Transcribe all of the data exactly. Omit the pictures.
[begin Exercise material]
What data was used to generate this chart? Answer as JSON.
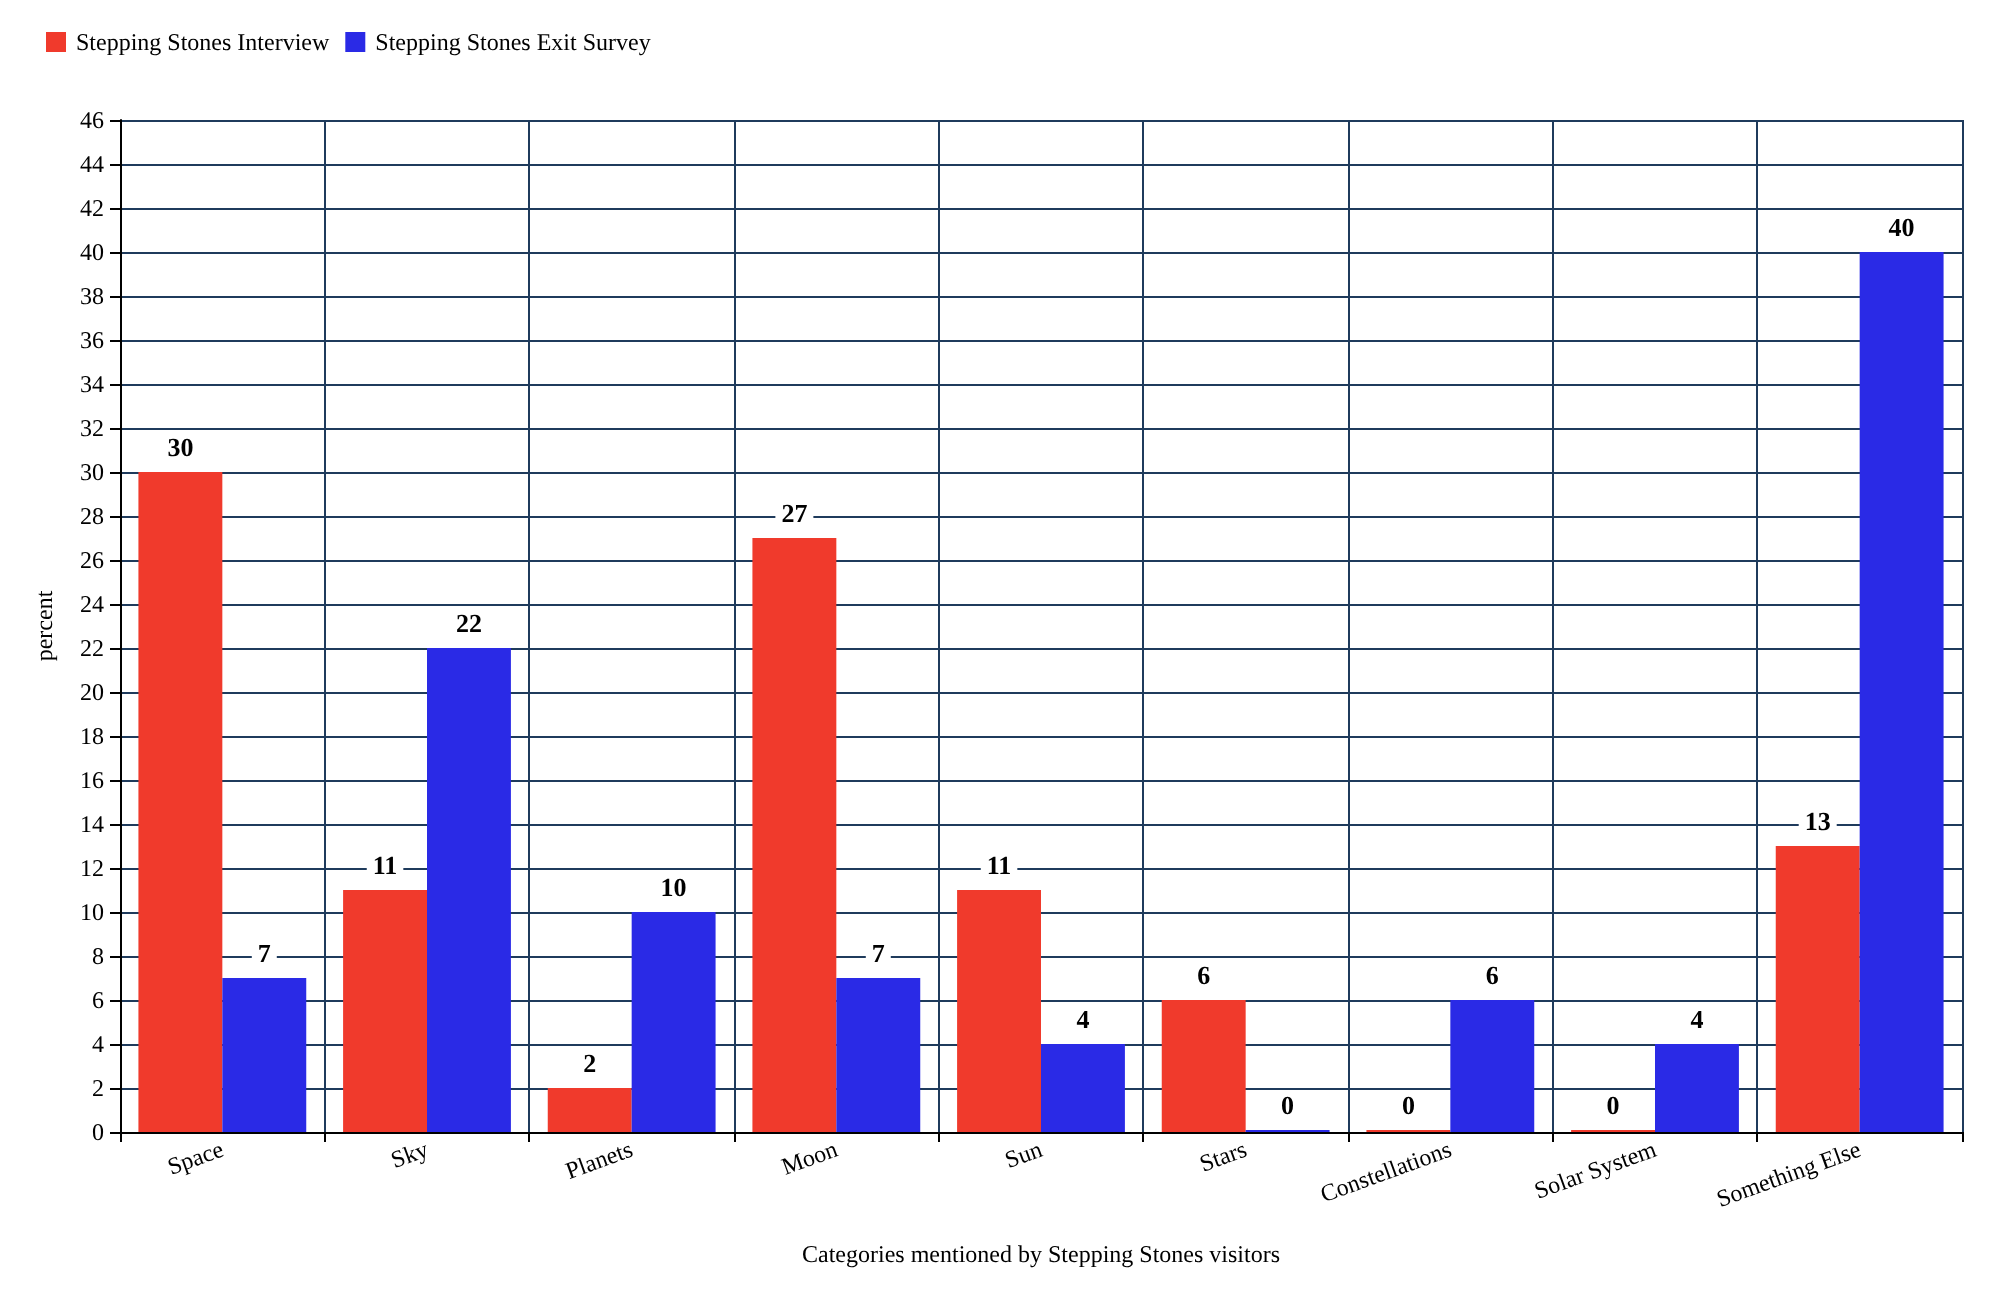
{
  "chart_data": {
    "type": "bar",
    "xlabel": "Categories mentioned by Stepping Stones visitors",
    "ylabel": "percent",
    "categories": [
      "Space",
      "Sky",
      "Planets",
      "Moon",
      "Sun",
      "Stars",
      "Constellations",
      "Solar System",
      "Something Else"
    ],
    "series": [
      {
        "name": "Stepping Stones Interview",
        "color": "#f03a2c",
        "values": [
          30,
          11,
          2,
          27,
          11,
          6,
          0,
          0,
          13
        ]
      },
      {
        "name": "Stepping Stones Exit Survey",
        "color": "#2a2ae6",
        "values": [
          7,
          22,
          10,
          7,
          4,
          0,
          6,
          4,
          40
        ]
      }
    ],
    "ylim": [
      0,
      46
    ],
    "yticks": [
      0,
      2,
      4,
      6,
      8,
      10,
      12,
      14,
      16,
      18,
      20,
      22,
      24,
      26,
      28,
      30,
      32,
      34,
      36,
      38,
      40,
      42,
      44,
      46
    ],
    "grid": true,
    "legend": "top left",
    "data_labels": true
  }
}
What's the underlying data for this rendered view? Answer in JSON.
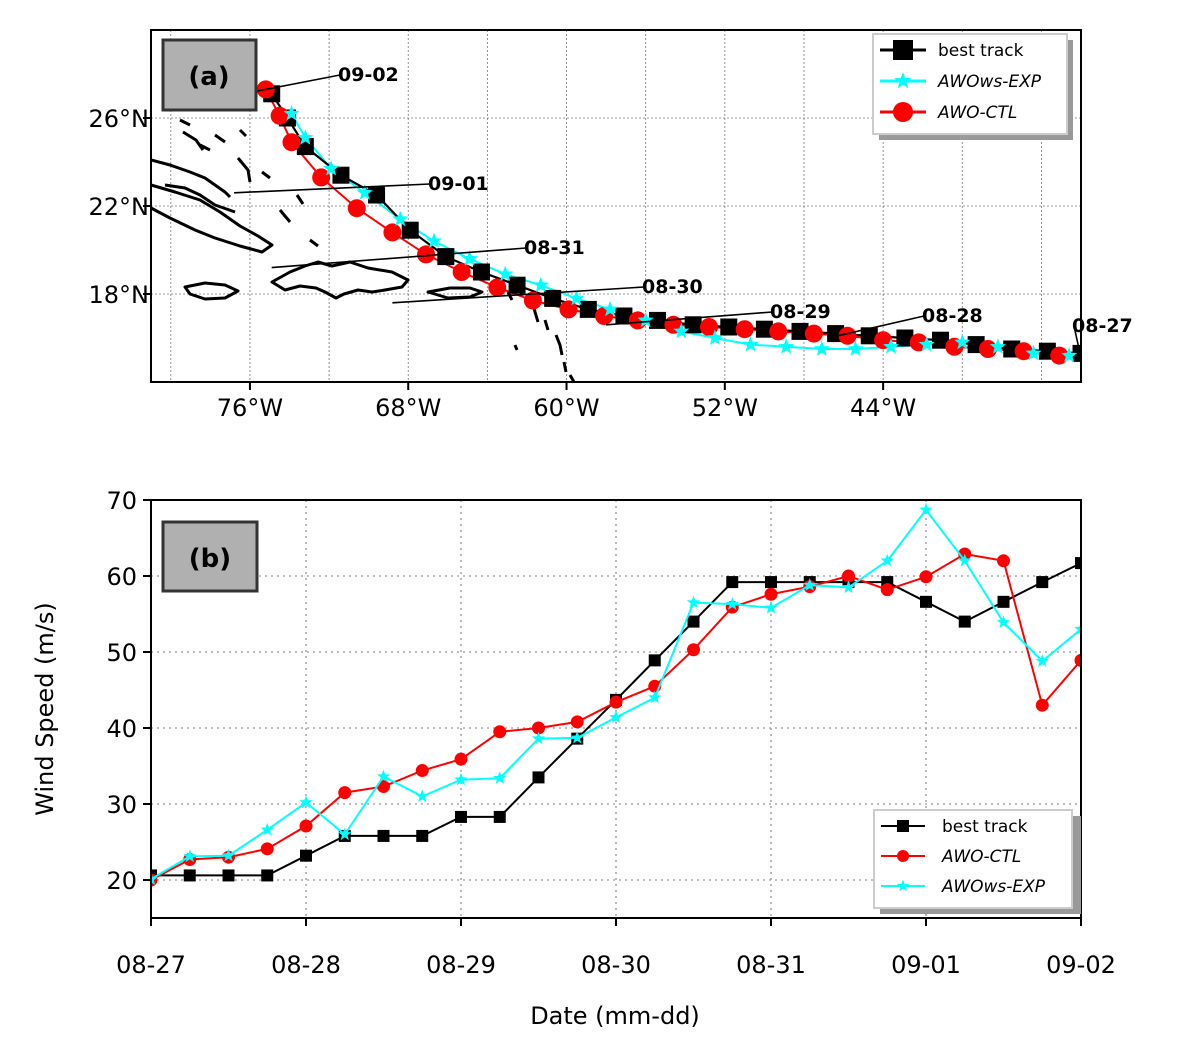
{
  "panels": {
    "a": {
      "label": "(a)"
    },
    "b": {
      "label": "(b)"
    }
  },
  "chart_data": [
    {
      "type": "scatter",
      "panel": "(a)",
      "title": "",
      "xlabel": "",
      "ylabel": "",
      "xlim": [
        -81,
        34
      ],
      "ylim": [
        14,
        30
      ],
      "xticks": [
        -76,
        -68,
        -60,
        -52,
        -44
      ],
      "xtick_labels": [
        "76°W",
        "68°W",
        "60°W",
        "52°W",
        "44°W"
      ],
      "yticks": [
        18,
        22,
        26
      ],
      "ytick_labels": [
        "18°N",
        "22°N",
        "26°N"
      ],
      "grid": true,
      "legend_position": "top-right",
      "legend": [
        "best track",
        "AWOws-EXP",
        "AWO-CTL"
      ],
      "map": "Caribbean coastlines",
      "series": [
        {
          "name": "best track",
          "color": "#000000",
          "marker": "square",
          "lon": [
            -34,
            -35.7,
            -37.5,
            -39.3,
            -41.1,
            -42.9,
            -44.7,
            -46.4,
            -48.2,
            -50.0,
            -51.8,
            -53.6,
            -55.4,
            -57.1,
            -58.9,
            -60.7,
            -62.5,
            -64.3,
            -66.1,
            -67.9,
            -69.6,
            -71.4,
            -73.2,
            -74.1,
            -74.9
          ],
          "lat": [
            15.3,
            15.4,
            15.5,
            15.7,
            15.9,
            16.0,
            16.1,
            16.2,
            16.3,
            16.4,
            16.5,
            16.6,
            16.8,
            17.0,
            17.3,
            17.8,
            18.4,
            19.0,
            19.7,
            20.9,
            22.5,
            23.4,
            24.7,
            26.0,
            27.1
          ]
        },
        {
          "name": "AWOws-EXP",
          "color": "#00ffff",
          "marker": "star",
          "lon": [
            -34.6,
            -36.4,
            -38.2,
            -40.0,
            -41.8,
            -43.6,
            -45.4,
            -47.1,
            -48.9,
            -50.7,
            -52.5,
            -54.2,
            -56.0,
            -57.8,
            -59.5,
            -61.3,
            -63.1,
            -64.9,
            -66.7,
            -68.4,
            -70.2,
            -71.9,
            -73.2,
            -73.9
          ],
          "lat": [
            15.2,
            15.3,
            15.6,
            15.8,
            15.7,
            15.6,
            15.5,
            15.5,
            15.6,
            15.7,
            16.0,
            16.3,
            16.8,
            17.3,
            17.8,
            18.4,
            18.9,
            19.6,
            20.4,
            21.4,
            22.6,
            23.7,
            25.1,
            26.2
          ]
        },
        {
          "name": "AWO-CTL",
          "color": "#ff0000",
          "marker": "circle",
          "lon": [
            -35.1,
            -36.9,
            -38.7,
            -40.4,
            -42.2,
            -44.0,
            -45.8,
            -47.5,
            -49.3,
            -51.0,
            -52.8,
            -54.6,
            -56.4,
            -58.1,
            -59.9,
            -61.7,
            -63.5,
            -65.3,
            -67.1,
            -68.8,
            -70.6,
            -72.4,
            -73.9,
            -74.5,
            -75.2
          ],
          "lat": [
            15.2,
            15.4,
            15.5,
            15.6,
            15.8,
            15.9,
            16.1,
            16.2,
            16.3,
            16.4,
            16.5,
            16.6,
            16.8,
            17.0,
            17.3,
            17.7,
            18.3,
            19.0,
            19.8,
            20.8,
            21.9,
            23.3,
            24.9,
            26.1,
            27.3
          ]
        }
      ],
      "annotations": [
        {
          "text": "08-27",
          "lon": -34.1,
          "lat": 15.5
        },
        {
          "text": "08-28",
          "lon": -46.3,
          "lat": 16.1
        },
        {
          "text": "08-29",
          "lon": -58.0,
          "lat": 16.6
        },
        {
          "text": "08-30",
          "lon": -68.8,
          "lat": 17.6
        },
        {
          "text": "08-31",
          "lon": -74.9,
          "lat": 19.2
        },
        {
          "text": "09-01",
          "lon": -76.8,
          "lat": 22.6
        },
        {
          "text": "09-02",
          "lon": -77.5,
          "lat": 26.9
        }
      ]
    },
    {
      "type": "line",
      "panel": "(b)",
      "title": "",
      "xlabel": "Date (mm-dd)",
      "ylabel": "Wind Speed (m/s)",
      "ylim": [
        15,
        70
      ],
      "yticks": [
        20,
        30,
        40,
        50,
        60,
        70
      ],
      "xlim": [
        "08-27",
        "09-02"
      ],
      "xtick_labels": [
        "08-27",
        "08-28",
        "08-29",
        "08-30",
        "08-31",
        "09-01",
        "09-02"
      ],
      "grid": true,
      "legend_position": "lower-right",
      "legend": [
        "best track",
        "AWO-CTL",
        "AWOws-EXP"
      ],
      "x": [
        "08-27 00:00",
        "08-27 06:00",
        "08-27 12:00",
        "08-27 18:00",
        "08-28 00:00",
        "08-28 06:00",
        "08-28 12:00",
        "08-28 18:00",
        "08-29 00:00",
        "08-29 06:00",
        "08-29 12:00",
        "08-29 18:00",
        "08-30 00:00",
        "08-30 06:00",
        "08-30 12:00",
        "08-30 18:00",
        "08-31 00:00",
        "08-31 06:00",
        "08-31 12:00",
        "08-31 18:00",
        "09-01 00:00",
        "09-01 06:00",
        "09-01 12:00",
        "09-01 18:00",
        "09-02 00:00"
      ],
      "series": [
        {
          "name": "best track",
          "color": "#000000",
          "marker": "square",
          "values": [
            20.6,
            20.6,
            20.6,
            20.6,
            23.2,
            25.8,
            25.8,
            25.8,
            28.3,
            28.3,
            33.5,
            38.6,
            43.7,
            48.9,
            54.0,
            59.2,
            59.2,
            59.2,
            59.2,
            59.2,
            56.6,
            54.0,
            56.6,
            59.2,
            61.7
          ]
        },
        {
          "name": "AWO-CTL",
          "color": "#ff0000",
          "marker": "circle",
          "values": [
            20.0,
            22.7,
            23.0,
            24.1,
            27.1,
            31.5,
            32.3,
            34.4,
            35.9,
            39.5,
            40.0,
            40.8,
            43.4,
            45.5,
            50.3,
            55.9,
            57.6,
            58.6,
            60.0,
            58.2,
            59.9,
            62.9,
            62.0,
            43.0,
            48.9
          ]
        },
        {
          "name": "AWOws-EXP",
          "color": "#00ffff",
          "marker": "star",
          "values": [
            20.1,
            23.1,
            23.2,
            26.6,
            30.2,
            26.0,
            33.6,
            31.0,
            33.2,
            33.4,
            38.6,
            38.7,
            41.4,
            44.0,
            56.5,
            56.3,
            55.8,
            58.8,
            58.5,
            62.0,
            68.7,
            62.0,
            53.9,
            48.8,
            53.0
          ]
        }
      ]
    }
  ]
}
[end Exercise material]
## [Correct result]
What data was used to generate this chart? Answer as JSON.
{
  "chart_data": {
    "type": "bar",
    "xlabel": "Categories mentioned by Stepping Stones visitors",
    "ylabel": "percent",
    "categories": [
      "Space",
      "Sky",
      "Planets",
      "Moon",
      "Sun",
      "Stars",
      "Constellations",
      "Solar System",
      "Something Else"
    ],
    "series": [
      {
        "name": "Stepping Stones Interview",
        "color": "#f03a2c",
        "values": [
          30,
          11,
          2,
          27,
          11,
          6,
          0,
          0,
          13
        ]
      },
      {
        "name": "Stepping Stones Exit Survey",
        "color": "#2a2ae6",
        "values": [
          7,
          22,
          10,
          7,
          4,
          0,
          6,
          4,
          40
        ]
      }
    ],
    "ylim": [
      0,
      46
    ],
    "yticks": [
      0,
      2,
      4,
      6,
      8,
      10,
      12,
      14,
      16,
      18,
      20,
      22,
      24,
      26,
      28,
      30,
      32,
      34,
      36,
      38,
      40,
      42,
      44,
      46
    ],
    "grid": true,
    "legend": "top left",
    "data_labels": true
  }
}
What's the underlying data for this rendered view? Answer in JSON.
{
  "panels": {
    "a": {
      "label": "(a)"
    },
    "b": {
      "label": "(b)"
    }
  },
  "chart_data": [
    {
      "type": "scatter",
      "panel": "(a)",
      "title": "",
      "xlabel": "",
      "ylabel": "",
      "xlim": [
        -81,
        34
      ],
      "ylim": [
        14,
        30
      ],
      "xticks": [
        -76,
        -68,
        -60,
        -52,
        -44
      ],
      "xtick_labels": [
        "76°W",
        "68°W",
        "60°W",
        "52°W",
        "44°W"
      ],
      "yticks": [
        18,
        22,
        26
      ],
      "ytick_labels": [
        "18°N",
        "22°N",
        "26°N"
      ],
      "grid": true,
      "legend_position": "top-right",
      "legend": [
        "best track",
        "AWOws-EXP",
        "AWO-CTL"
      ],
      "map": "Caribbean coastlines",
      "series": [
        {
          "name": "best track",
          "color": "#000000",
          "marker": "square",
          "lon": [
            -34,
            -35.7,
            -37.5,
            -39.3,
            -41.1,
            -42.9,
            -44.7,
            -46.4,
            -48.2,
            -50.0,
            -51.8,
            -53.6,
            -55.4,
            -57.1,
            -58.9,
            -60.7,
            -62.5,
            -64.3,
            -66.1,
            -67.9,
            -69.6,
            -71.4,
            -73.2,
            -74.1,
            -74.9
          ],
          "lat": [
            15.3,
            15.4,
            15.5,
            15.7,
            15.9,
            16.0,
            16.1,
            16.2,
            16.3,
            16.4,
            16.5,
            16.6,
            16.8,
            17.0,
            17.3,
            17.8,
            18.4,
            19.0,
            19.7,
            20.9,
            22.5,
            23.4,
            24.7,
            26.0,
            27.1
          ]
        },
        {
          "name": "AWOws-EXP",
          "color": "#00ffff",
          "marker": "star",
          "lon": [
            -34.6,
            -36.4,
            -38.2,
            -40.0,
            -41.8,
            -43.6,
            -45.4,
            -47.1,
            -48.9,
            -50.7,
            -52.5,
            -54.2,
            -56.0,
            -57.8,
            -59.5,
            -61.3,
            -63.1,
            -64.9,
            -66.7,
            -68.4,
            -70.2,
            -71.9,
            -73.2,
            -73.9
          ],
          "lat": [
            15.2,
            15.3,
            15.6,
            15.8,
            15.7,
            15.6,
            15.5,
            15.5,
            15.6,
            15.7,
            16.0,
            16.3,
            16.8,
            17.3,
            17.8,
            18.4,
            18.9,
            19.6,
            20.4,
            21.4,
            22.6,
            23.7,
            25.1,
            26.2
          ]
        },
        {
          "name": "AWO-CTL",
          "color": "#ff0000",
          "marker": "circle",
          "lon": [
            -35.1,
            -36.9,
            -38.7,
            -40.4,
            -42.2,
            -44.0,
            -45.8,
            -47.5,
            -49.3,
            -51.0,
            -52.8,
            -54.6,
            -56.4,
            -58.1,
            -59.9,
            -61.7,
            -63.5,
            -65.3,
            -67.1,
            -68.8,
            -70.6,
            -72.4,
            -73.9,
            -74.5,
            -75.2
          ],
          "lat": [
            15.2,
            15.4,
            15.5,
            15.6,
            15.8,
            15.9,
            16.1,
            16.2,
            16.3,
            16.4,
            16.5,
            16.6,
            16.8,
            17.0,
            17.3,
            17.7,
            18.3,
            19.0,
            19.8,
            20.8,
            21.9,
            23.3,
            24.9,
            26.1,
            27.3
          ]
        }
      ],
      "annotations": [
        {
          "text": "08-27",
          "lon": -34.1,
          "lat": 15.5
        },
        {
          "text": "08-28",
          "lon": -46.3,
          "lat": 16.1
        },
        {
          "text": "08-29",
          "lon": -58.0,
          "lat": 16.6
        },
        {
          "text": "08-30",
          "lon": -68.8,
          "lat": 17.6
        },
        {
          "text": "08-31",
          "lon": -74.9,
          "lat": 19.2
        },
        {
          "text": "09-01",
          "lon": -76.8,
          "lat": 22.6
        },
        {
          "text": "09-02",
          "lon": -77.5,
          "lat": 26.9
        }
      ]
    },
    {
      "type": "line",
      "panel": "(b)",
      "title": "",
      "xlabel": "Date (mm-dd)",
      "ylabel": "Wind Speed (m/s)",
      "ylim": [
        15,
        70
      ],
      "yticks": [
        20,
        30,
        40,
        50,
        60,
        70
      ],
      "xlim": [
        "08-27",
        "09-02"
      ],
      "xtick_labels": [
        "08-27",
        "08-28",
        "08-29",
        "08-30",
        "08-31",
        "09-01",
        "09-02"
      ],
      "grid": true,
      "legend_position": "lower-right",
      "legend": [
        "best track",
        "AWO-CTL",
        "AWOws-EXP"
      ],
      "x": [
        "08-27 00:00",
        "08-27 06:00",
        "08-27 12:00",
        "08-27 18:00",
        "08-28 00:00",
        "08-28 06:00",
        "08-28 12:00",
        "08-28 18:00",
        "08-29 00:00",
        "08-29 06:00",
        "08-29 12:00",
        "08-29 18:00",
        "08-30 00:00",
        "08-30 06:00",
        "08-30 12:00",
        "08-30 18:00",
        "08-31 00:00",
        "08-31 06:00",
        "08-31 12:00",
        "08-31 18:00",
        "09-01 00:00",
        "09-01 06:00",
        "09-01 12:00",
        "09-01 18:00",
        "09-02 00:00"
      ],
      "series": [
        {
          "name": "best track",
          "color": "#000000",
          "marker": "square",
          "values": [
            20.6,
            20.6,
            20.6,
            20.6,
            23.2,
            25.8,
            25.8,
            25.8,
            28.3,
            28.3,
            33.5,
            38.6,
            43.7,
            48.9,
            54.0,
            59.2,
            59.2,
            59.2,
            59.2,
            59.2,
            56.6,
            54.0,
            56.6,
            59.2,
            61.7
          ]
        },
        {
          "name": "AWO-CTL",
          "color": "#ff0000",
          "marker": "circle",
          "values": [
            20.0,
            22.7,
            23.0,
            24.1,
            27.1,
            31.5,
            32.3,
            34.4,
            35.9,
            39.5,
            40.0,
            40.8,
            43.4,
            45.5,
            50.3,
            55.9,
            57.6,
            58.6,
            60.0,
            58.2,
            59.9,
            62.9,
            62.0,
            43.0,
            48.9
          ]
        },
        {
          "name": "AWOws-EXP",
          "color": "#00ffff",
          "marker": "star",
          "values": [
            20.1,
            23.1,
            23.2,
            26.6,
            30.2,
            26.0,
            33.6,
            31.0,
            33.2,
            33.4,
            38.6,
            38.7,
            41.4,
            44.0,
            56.5,
            56.3,
            55.8,
            58.8,
            58.5,
            62.0,
            68.7,
            62.0,
            53.9,
            48.8,
            53.0
          ]
        }
      ]
    }
  ]
}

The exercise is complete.